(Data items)
-- START --

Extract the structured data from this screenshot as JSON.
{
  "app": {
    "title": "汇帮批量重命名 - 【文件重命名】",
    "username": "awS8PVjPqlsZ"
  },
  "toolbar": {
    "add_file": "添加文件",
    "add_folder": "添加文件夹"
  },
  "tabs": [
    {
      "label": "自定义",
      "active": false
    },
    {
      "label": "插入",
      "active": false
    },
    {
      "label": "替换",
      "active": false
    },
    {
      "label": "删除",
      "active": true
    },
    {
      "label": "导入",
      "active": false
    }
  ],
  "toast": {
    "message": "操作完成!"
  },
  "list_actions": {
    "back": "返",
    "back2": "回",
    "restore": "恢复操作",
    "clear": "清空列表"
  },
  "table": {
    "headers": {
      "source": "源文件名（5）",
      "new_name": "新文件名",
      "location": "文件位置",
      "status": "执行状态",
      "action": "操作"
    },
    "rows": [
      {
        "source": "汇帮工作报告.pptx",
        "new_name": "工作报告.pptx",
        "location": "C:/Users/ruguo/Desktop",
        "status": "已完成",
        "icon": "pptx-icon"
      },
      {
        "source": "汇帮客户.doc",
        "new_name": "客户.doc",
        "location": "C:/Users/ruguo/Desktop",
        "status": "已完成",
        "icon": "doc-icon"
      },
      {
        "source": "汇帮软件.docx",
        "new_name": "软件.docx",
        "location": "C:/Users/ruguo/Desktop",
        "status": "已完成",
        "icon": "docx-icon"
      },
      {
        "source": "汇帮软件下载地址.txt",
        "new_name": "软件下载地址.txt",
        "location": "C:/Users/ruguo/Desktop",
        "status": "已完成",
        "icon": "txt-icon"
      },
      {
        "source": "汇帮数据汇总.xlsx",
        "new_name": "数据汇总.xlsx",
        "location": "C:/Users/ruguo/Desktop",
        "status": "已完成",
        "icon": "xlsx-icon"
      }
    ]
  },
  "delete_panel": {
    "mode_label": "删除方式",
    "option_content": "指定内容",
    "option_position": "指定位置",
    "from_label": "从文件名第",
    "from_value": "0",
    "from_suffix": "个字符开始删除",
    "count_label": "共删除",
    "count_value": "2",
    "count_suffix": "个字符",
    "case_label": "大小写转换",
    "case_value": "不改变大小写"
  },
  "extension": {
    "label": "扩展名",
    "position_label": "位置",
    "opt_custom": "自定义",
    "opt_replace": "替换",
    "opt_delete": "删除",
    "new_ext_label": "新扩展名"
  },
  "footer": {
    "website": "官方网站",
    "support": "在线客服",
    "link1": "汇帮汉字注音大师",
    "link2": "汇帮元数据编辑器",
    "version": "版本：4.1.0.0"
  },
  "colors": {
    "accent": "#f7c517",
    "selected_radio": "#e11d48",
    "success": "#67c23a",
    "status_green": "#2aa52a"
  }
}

-- END --

▶ WHAT IS NEEDED
Scan the listing above and identify each line holding the string "pptx"; copy every such line.

▶ RESULT
        "source": "汇帮工作报告.pptx",
        "new_name": "工作报告.pptx",
        "icon": "pptx-icon"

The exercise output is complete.